## Trecho selecionado

John Updike, o profeta da infidelidade resolvida

Por Rodrigo Fresán


John Updike. Foto: Yousuf Karsh


 
Com a morte de Jonh Updike em 2009 se iniciou a mais omnipresente e estranha das ausências. O escritor publicava pelo menos um livro por ano (ficção ou poesia ou uma coletânea de ensaios sobre tudo o que lhe interessava, que era nada mais e nada menos que tudo), aumentando assim uma obra que o colocava, outubro após outubro, dentro da prestigiosa e estigmatizante lista dos apostadores com aqueles que deveriam (mas não poderiam) ganhar o Prêmio Nobel de Literatura. Como no caso do seu colega de profissão com quem parecia travar o mais elegante, mas não menos forte duelo literário — Philip Roth —, a justiça se fez para nenhum dos dois. Mas o que foi dito acima não privou Updike de se dar ou nos dar o luxo de fazer muito e de várias maneiras.
 
Só para citar alguns marcos: os contos autobiográficas com um alter ego e uma região própria (David Kern pelas ruas de Olinger ou Tarbox), o ciclo de romances com um personagem que reflete as querelas de seu país (a saga Coelho), os flertes com o fantástico (o díptico das bruxas de Eastwick), o vasto afresco histórico multigeracional (Na beleza dos lírios), o prelúdio de Hamlet (Gertrudes e Cláudio), a eco-distopia (Rumo ao fim dos tempos), thriller islâmico (O terrorista) e — quase invadindo territórios alheios — as idas e vindas do catastrófico escritor judeu Henry Bech. Todos e tudo sob o olhar daquele inconfundível rosto em que parecia coexistir um benéfico pássaro azul com a mais feroz das aves de rapina.

## Material de origem
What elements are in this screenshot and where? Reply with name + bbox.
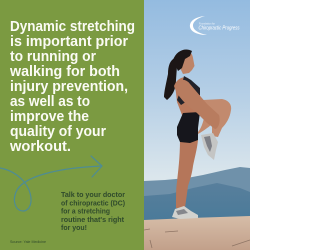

## O que se pede
Pode reproduzir de novo, na íntegra e sem nenhuma alteração, o trecho sobre John Updike?

## Tarefa concluída
John Updike, o profeta da infidelidade resolvida

Por Rodrigo Fresán


John Updike. Foto: Yousuf Karsh


 
Com a morte de Jonh Updike em 2009 se iniciou a mais omnipresente e estranha das ausências. O escritor publicava pelo menos um livro por ano (ficção ou poesia ou uma coletânea de ensaios sobre tudo o que lhe interessava, que era nada mais e nada menos que tudo), aumentando assim uma obra que o colocava, outubro após outubro, dentro da prestigiosa e estigmatizante lista dos apostadores com aqueles que deveriam (mas não poderiam) ganhar o Prêmio Nobel de Literatura. Como no caso do seu colega de profissão com quem parecia travar o mais elegante, mas não menos forte duelo literário — Philip Roth —, a justiça se fez para nenhum dos dois. Mas o que foi dito acima não privou Updike de se dar ou nos dar o luxo de fazer muito e de várias maneiras.
 
Só para citar alguns marcos: os contos autobiográficas com um alter ego e uma região própria (David Kern pelas ruas de Olinger ou Tarbox), o ciclo de romances com um personagem que reflete as querelas de seu país (a saga Coelho), os flertes com o fantástico (o díptico das bruxas de Eastwick), o vasto afresco histórico multigeracional (Na beleza dos lírios), o prelúdio de Hamlet (Gertrudes e Cláudio), a eco-distopia (Rumo ao fim dos tempos), thriller islâmico (O terrorista) e — quase invadindo territórios alheios — as idas e vindas do catastrófico escritor judeu Henry Bech. Todos e tudo sob o olhar daquele inconfundível rosto em que parecia coexistir um benéfico pássaro azul com a mais feroz das aves de rapina.